(Saved entries)
___

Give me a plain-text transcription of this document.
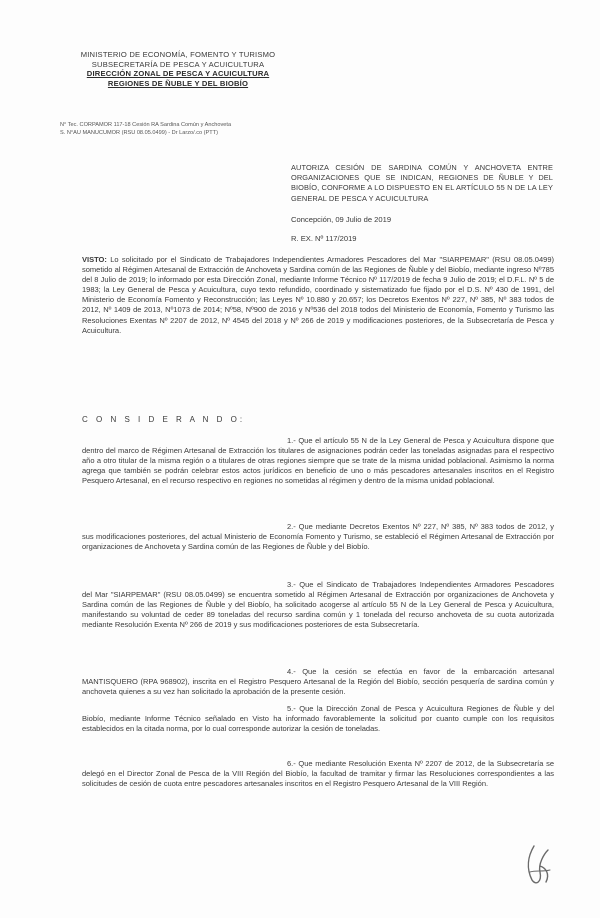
MINISTERIO DE ECONOMÍA, FOMENTO Y TURISMO
SUBSECRETARÍA DE PESCA Y ACUICULTURA
DIRECCIÓN ZONAL DE PESCA Y ACUICULTURA
REGIONES DE ÑUBLE Y DEL BIOBÍO
N° Tec. CORPAMOR 117-18 Cesión RA Sardina Común y Anchoveta
S. N°AU MANUCUMOR (RSU 08.05.0499) - Dr Larzo/.co (PTT)
AUTORIZA CESIÓN DE SARDINA COMÚN Y ANCHOVETA ENTRE ORGANIZACIONES QUE SE INDICAN, REGIONES DE ÑUBLE Y DEL BIOBÍO, CONFORME A LO DISPUESTO EN EL ARTÍCULO 55 N DE LA LEY GENERAL DE PESCA Y ACUICULTURA
Concepción, 09 Julio de 2019
R. EX. Nº 117/2019
VISTO: Lo solicitado por el Sindicato de Trabajadores Independientes Armadores Pescadores del Mar "SIARPEMAR" (RSU 08.05.0499) sometido al Régimen Artesanal de Extracción de Anchoveta y Sardina común de las Regiones de Ñuble y del Biobío, mediante ingreso Nº785 del 8 Julio de 2019; lo informado por esta Dirección Zonal, mediante Informe Técnico Nº 117/2019 de fecha 9 Julio de 2019; el D.F.L. Nº 5 de 1983; la Ley General de Pesca y Acuicultura, cuyo texto refundido, coordinado y sistematizado fue fijado por el D.S. Nº 430 de 1991, del Ministerio de Economía Fomento y Reconstrucción; las Leyes Nº 10.880 y 20.657; los Decretos Exentos Nº 227, Nº 385, Nº 383 todos de 2012, Nº 1409 de 2013, Nº1073 de 2014; Nº58, Nº900 de 2016 y Nº536 del 2018 todos del Ministerio de Economía, Fomento y Turismo las Resoluciones Exentas Nº 2207 de 2012, Nº 4545 del 2018 y Nº 266 de 2019 y modificaciones posteriores, de la Subsecretaría de Pesca y Acuicultura.
C O N S I D E R A N D O:
1.- Que el artículo 55 N de la Ley General de Pesca y Acuicultura dispone que dentro del marco de Régimen Artesanal de Extracción los titulares de asignaciones podrán ceder las toneladas asignadas para el respectivo año a otro titular de la misma región o a titulares de otras regiones siempre que se trate de la misma unidad poblacional. Asimismo la norma agrega que también se podrán celebrar estos actos jurídicos en beneficio de uno o más pescadores artesanales inscritos en el Registro Pesquero Artesanal, en el recurso respectivo en regiones no sometidas al régimen y dentro de la misma unidad poblacional.
2.- Que mediante Decretos Exentos Nº 227, Nº 385, Nº 383 todos de 2012, y sus modificaciones posteriores, del actual Ministerio de Economía Fomento y Turismo, se estableció el Régimen Artesanal de Extracción por organizaciones de Anchoveta y Sardina común de las Regiones de Ñuble y del Biobío.
3.- Que el Sindicato de Trabajadores Independientes Armadores Pescadores del Mar "SIARPEMAR" (RSU 08.05.0499) se encuentra sometido al Régimen Artesanal de Extracción por organizaciones de Anchoveta y Sardina común de las Regiones de Ñuble y del Biobío, ha solicitado acogerse al artículo 55 N de la Ley General de Pesca y Acuicultura, manifestando su voluntad de ceder 89 toneladas del recurso sardina común y 1 tonelada del recurso anchoveta de su cuota autorizada mediante Resolución Exenta Nº 266 de 2019 y sus modificaciones posteriores de esta Subsecretaría.
4.- Que la cesión se efectúa en favor de la embarcación artesanal MANTISQUERO (RPA 968902), inscrita en el Registro Pesquero Artesanal de la Región del Biobío, sección pesquería de sardina común y anchoveta quienes a su vez han solicitado la aprobación de la presente cesión.
5.- Que la Dirección Zonal de Pesca y Acuicultura Regiones de Ñuble y del Biobío, mediante Informe Técnico señalado en Visto ha informado favorablemente la solicitud por cuanto cumple con los requisitos establecidos en la citada norma, por lo cual corresponde autorizar la cesión de toneladas.
6.- Que mediante Resolución Exenta Nº 2207 de 2012, de la Subsecretaría se delegó en el Director Zonal de Pesca de la VIII Región del Biobío, la facultad de tramitar y firmar las Resoluciones correspondientes a las solicitudes de cesión de cuota entre pescadores artesanales inscritos en el Registro Pesquero Artesanal de la VIII Región.
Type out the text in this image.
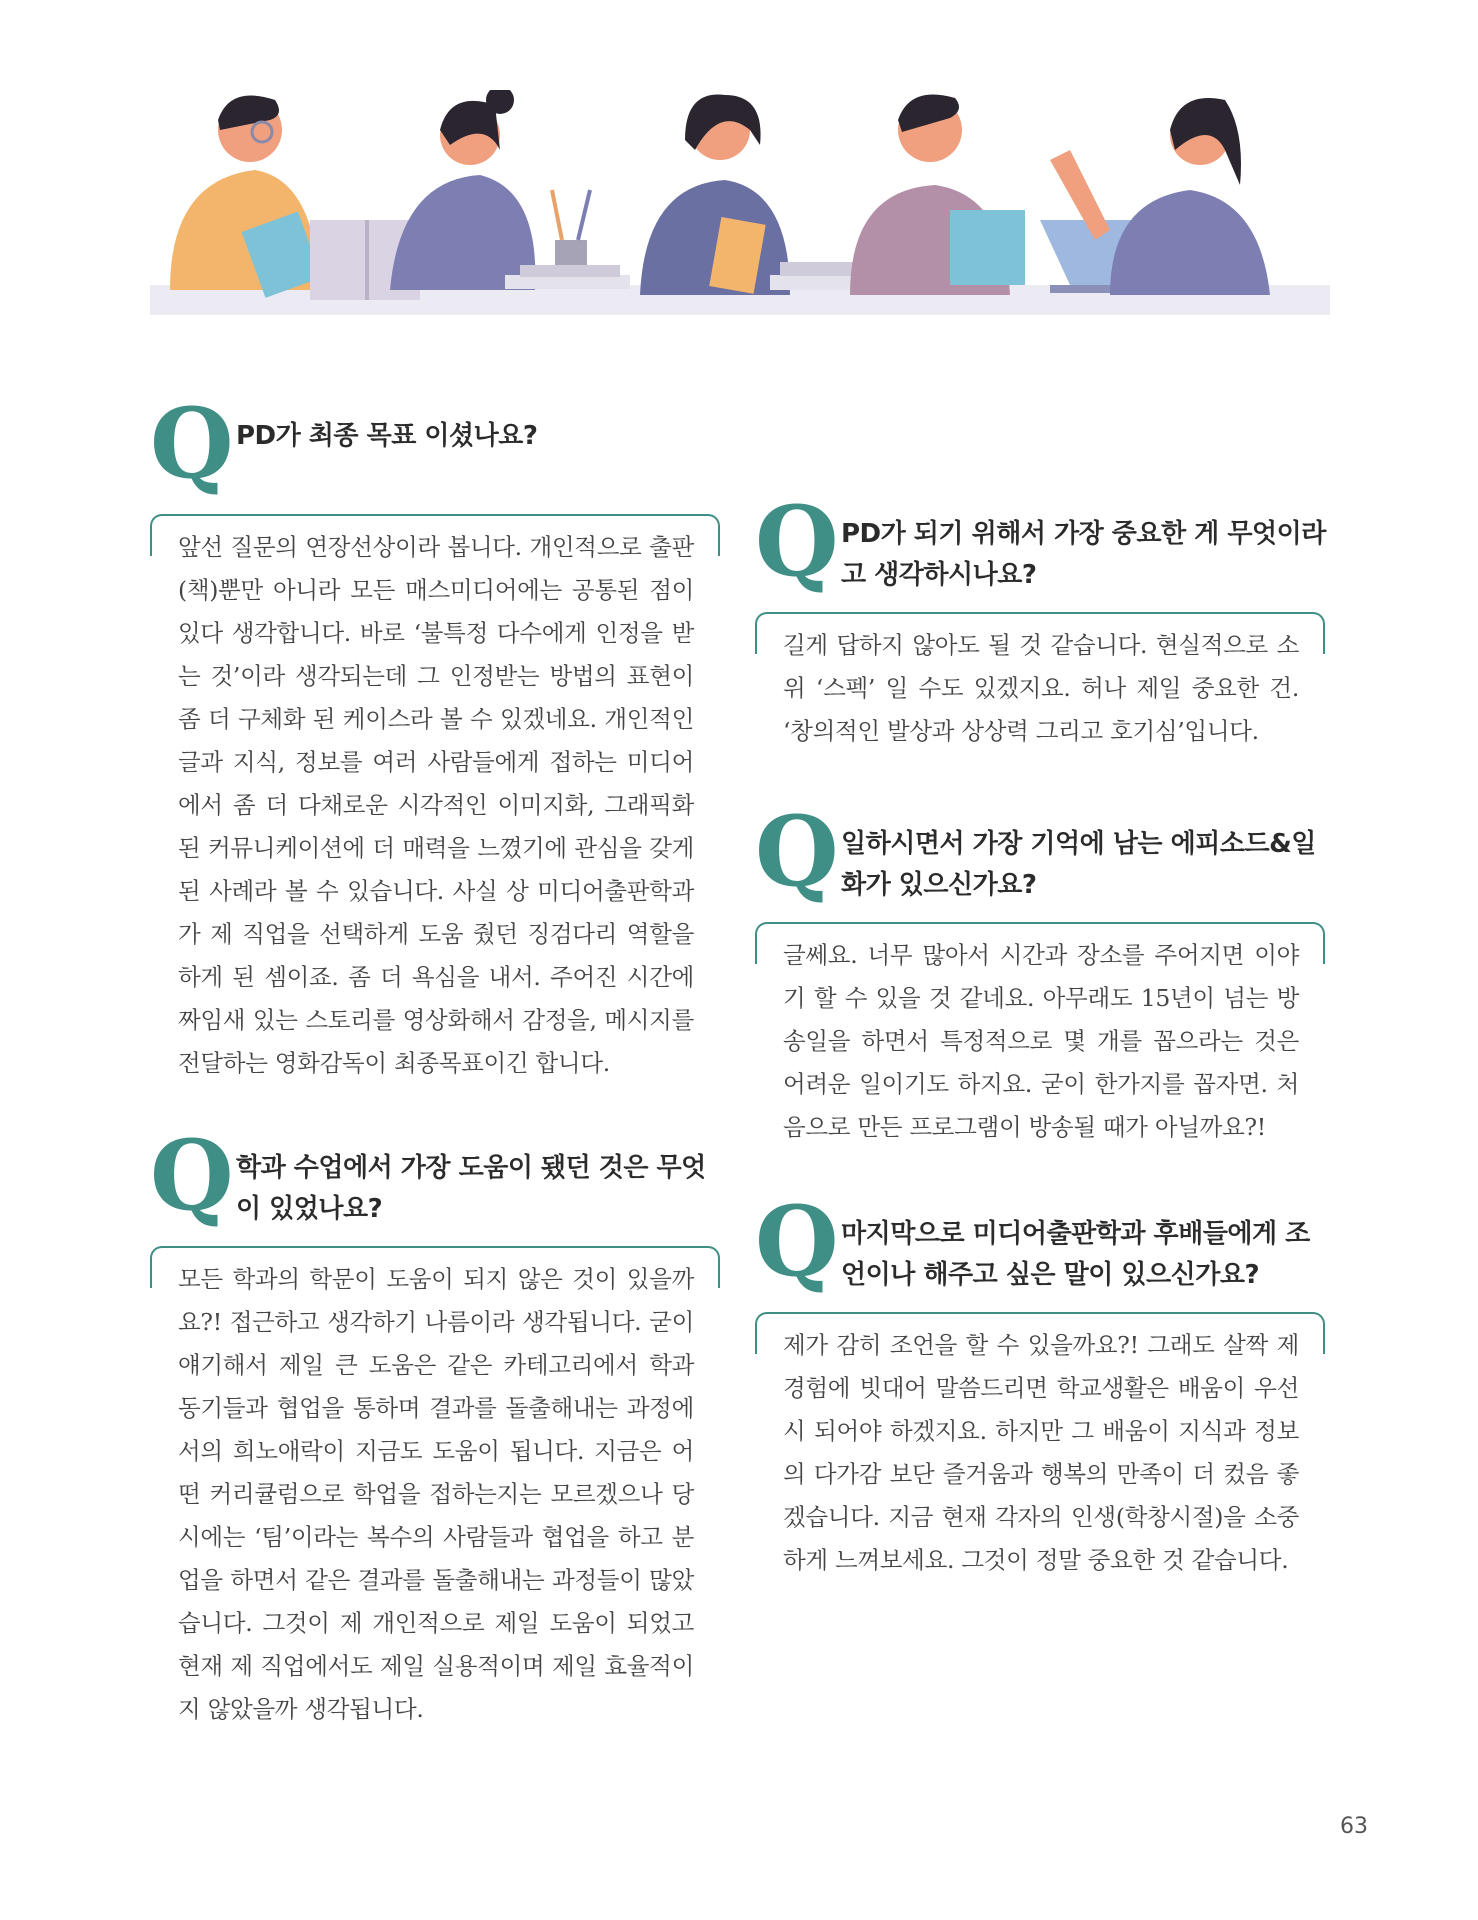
Q PD가 최종 목표 이셨나요?
앞선 질문의 연장선상이라 봅니다. 개인적으로 출판(책)뿐만 아니라 모든 매스미디어에는 공통된 점이 있다 생각합니다. 바로 ‘불특정 다수에게 인정을 받는 것’이라 생각되는데 그 인정받는 방법의 표현이 좀 더 구체화 된 케이스라 볼 수 있겠네요. 개인적인 글과 지식, 정보를 여러 사람들에게 접하는 미디어에서 좀 더 다채로운 시각적인 이미지화, 그래픽화 된 커뮤니케이션에 더 매력을 느꼈기에 관심을 갖게 된 사례라 볼 수 있습니다. 사실 상 미디어출판학과가 제 직업을 선택하게 도움 줬던 징검다리 역할을 하게 된 셈이죠. 좀 더 욕심을 내서. 주어진 시간에 짜임새 있는 스토리를 영상화해서 감정을, 메시지를 전달하는 영화감독이 최종목표이긴 합니다.
Q 학과 수업에서 가장 도움이 됐던 것은 무엇이 있었나요?
모든 학과의 학문이 도움이 되지 않은 것이 있을까요?! 접근하고 생각하기 나름이라 생각됩니다. 굳이 얘기해서 제일 큰 도움은 같은 카테고리에서 학과 동기들과 협업을 통하며 결과를 돌출해내는 과정에서의 희노애락이 지금도 도움이 됩니다. 지금은 어떤 커리큘럼으로 학업을 접하는지는 모르겠으나 당시에는 ‘팀’이라는 복수의 사람들과 협업을 하고 분업을 하면서 같은 결과를 돌출해내는 과정들이 많았습니다. 그것이 제 개인적으로 제일 도움이 되었고 현재 제 직업에서도 제일 실용적이며 제일 효율적이지 않았을까 생각됩니다.
Q PD가 되기 위해서 가장 중요한 게 무엇이라고 생각하시나요?
길게 답하지 않아도 될 것 같습니다. 현실적으로 소위 ‘스펙’ 일 수도 있겠지요. 허나 제일 중요한 건. ‘창의적인 발상과 상상력 그리고 호기심’입니다.
Q 일하시면서 가장 기억에 남는 에피소드&일화가 있으신가요?
글쎄요. 너무 많아서 시간과 장소를 주어지면 이야기 할 수 있을 것 같네요. 아무래도 15년이 넘는 방송일을 하면서 특정적으로 몇 개를 꼽으라는 것은 어려운 일이기도 하지요. 굳이 한가지를 꼽자면. 처음으로 만든 프로그램이 방송될 때가 아닐까요?!
Q 마지막으로 미디어출판학과 후배들에게 조언이나 해주고 싶은 말이 있으신가요?
제가 감히 조언을 할 수 있을까요?! 그래도 살짝 제 경험에 빗대어 말씀드리면 학교생활은 배움이 우선시 되어야 하겠지요. 하지만 그 배움이 지식과 정보의 다가감 보단 즐거움과 행복의 만족이 더 컸음 좋겠습니다. 지금 현재 각자의 인생(학창시절)을 소중하게 느껴보세요. 그것이 정말 중요한 것 같습니다.
63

___

What needs to be done: Copy each line of the preceding data that contains the string "있으신가요".

Solution to the exercise:
Q 일하시면서 가장 기억에 남는 에피소드&일화가 있으신가요?
Q 마지막으로 미디어출판학과 후배들에게 조언이나 해주고 싶은 말이 있으신가요?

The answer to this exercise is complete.